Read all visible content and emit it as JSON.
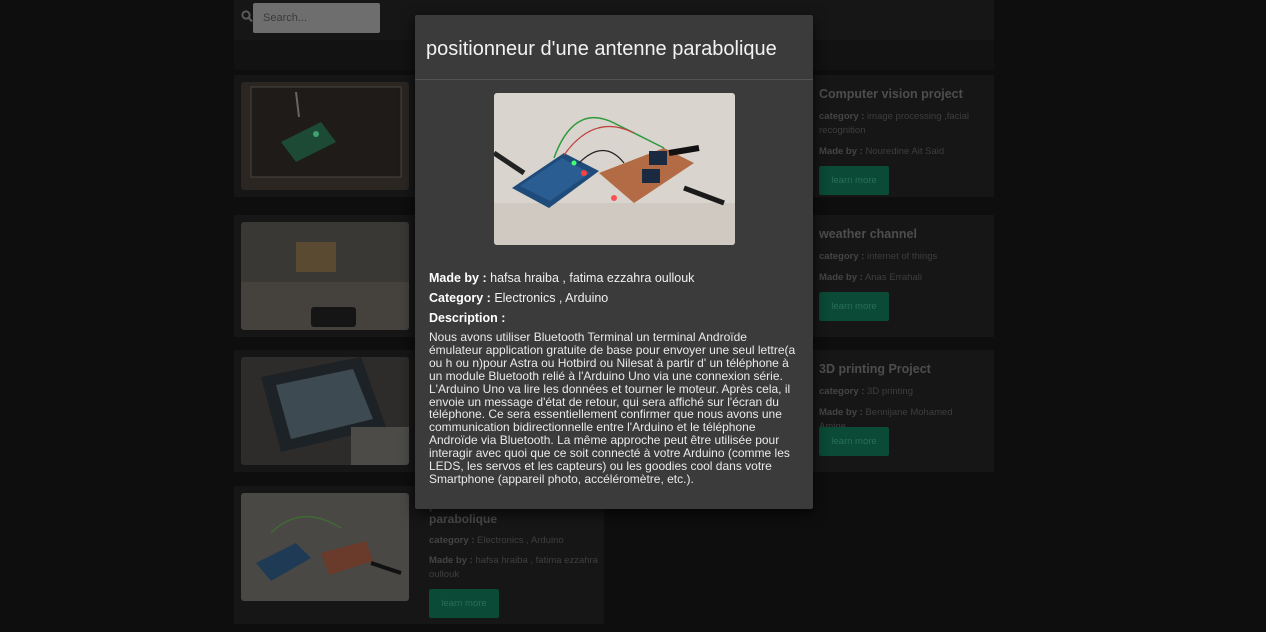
{
  "search": {
    "placeholder": "Search..."
  },
  "labels": {
    "category": "category :",
    "made_by": "Made by :",
    "learn_more": "learn more"
  },
  "left_cards": [
    {
      "title": "",
      "category": "",
      "made_by": ""
    },
    {
      "title": "",
      "category": "",
      "made_by": ""
    },
    {
      "title": "",
      "category": "",
      "made_by": ""
    },
    {
      "title": "positionneur d'une antenne parabolique",
      "category": "Electronics , Arduino",
      "made_by": "hafsa hraiba , fatima ezzahra oullouk"
    }
  ],
  "right_cards": [
    {
      "title": "Computer vision project",
      "category": "image processing ,facial recognition",
      "made_by": "Nouredine Ait Said"
    },
    {
      "title": "weather channel",
      "category": "internet of things",
      "made_by": "Anas Errahali"
    },
    {
      "title": "3D printing Project",
      "category": "3D printing",
      "made_by": "Bennijane Mohamed Amine"
    }
  ],
  "modal": {
    "title": "positionneur d'une antenne parabolique",
    "made_by_label": "Made by :",
    "made_by": "hafsa hraiba , fatima ezzahra oullouk",
    "category_label": "Category :",
    "category": "Electronics , Arduino",
    "description_label": "Description :",
    "description": "Nous avons utiliser Bluetooth Terminal un terminal Androïde émulateur application gratuite de base pour envoyer une seul lettre(a ou h ou n)pour Astra ou Hotbird ou Nilesat à partir d' un téléphone à un module Bluetooth relié à l'Arduino Uno via une connexion série. L'Arduino Uno va lire les données et tourner le moteur. Après cela, il envoie un message d'état de retour, qui sera affiché sur l'écran du téléphone. Ce sera essentiellement confirmer que nous avons une communication bidirectionnelle entre l'Arduino et le téléphone Androïde via Bluetooth. La même approche peut être utilisée pour interagir avec quoi que ce soit connecté à votre Arduino (comme les LEDS, les servos et les capteurs) ou les goodies cool dans votre Smartphone (appareil photo, accéléromètre, etc.)."
  },
  "colors": {
    "accent": "#0a4a36",
    "modal_bg": "#3b3b3b",
    "page_bg": "#0e0e0e"
  }
}
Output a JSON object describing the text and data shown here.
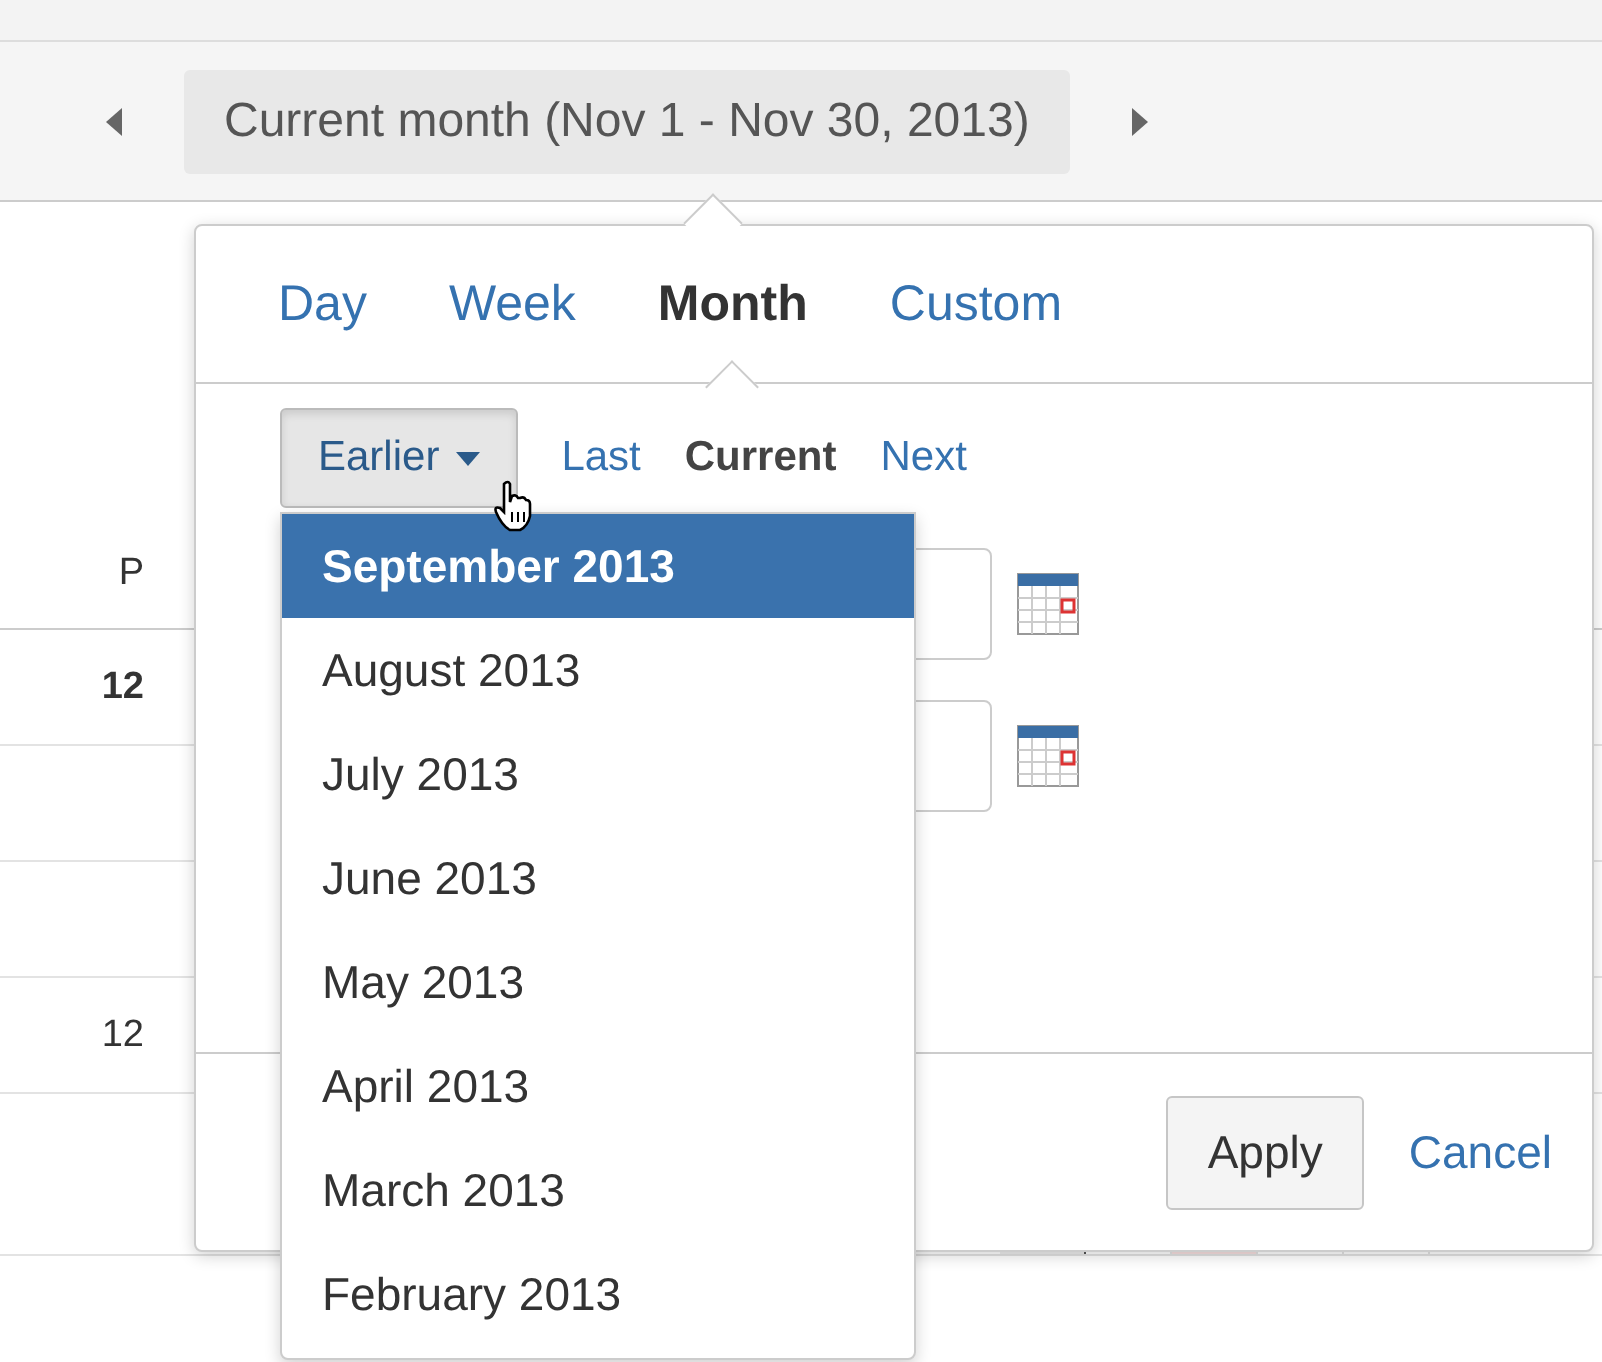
{
  "nav": {
    "period_label": "Current month (Nov 1 - Nov 30, 2013)"
  },
  "background_table": {
    "column_header": "P",
    "cells": [
      {
        "text": "12",
        "bold": true
      },
      {
        "text": "12",
        "bold": false
      }
    ]
  },
  "popover": {
    "tabs": [
      {
        "label": "Day",
        "selected": false
      },
      {
        "label": "Week",
        "selected": false
      },
      {
        "label": "Month",
        "selected": true
      },
      {
        "label": "Custom",
        "selected": false
      }
    ],
    "earlier_button": {
      "label": "Earlier",
      "expanded": true
    },
    "range_links": [
      {
        "label": "Last",
        "selected": false
      },
      {
        "label": "Current",
        "selected": true
      },
      {
        "label": "Next",
        "selected": false
      }
    ],
    "menu_items": [
      {
        "label": "September 2013",
        "selected": true
      },
      {
        "label": "August 2013",
        "selected": false
      },
      {
        "label": "July 2013",
        "selected": false
      },
      {
        "label": "June 2013",
        "selected": false
      },
      {
        "label": "May 2013",
        "selected": false
      },
      {
        "label": "April 2013",
        "selected": false
      },
      {
        "label": "March 2013",
        "selected": false
      },
      {
        "label": "February 2013",
        "selected": false
      }
    ],
    "apply_button": "Apply",
    "cancel_link": "Cancel"
  }
}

■ **Required work**:
Locate the word "antenne" in the data above. Copy every line carrying it.

■ **Completed task**:
      "title": "positionneur d'une antenne parabolique",
    "title": "positionneur d'une antenne parabolique",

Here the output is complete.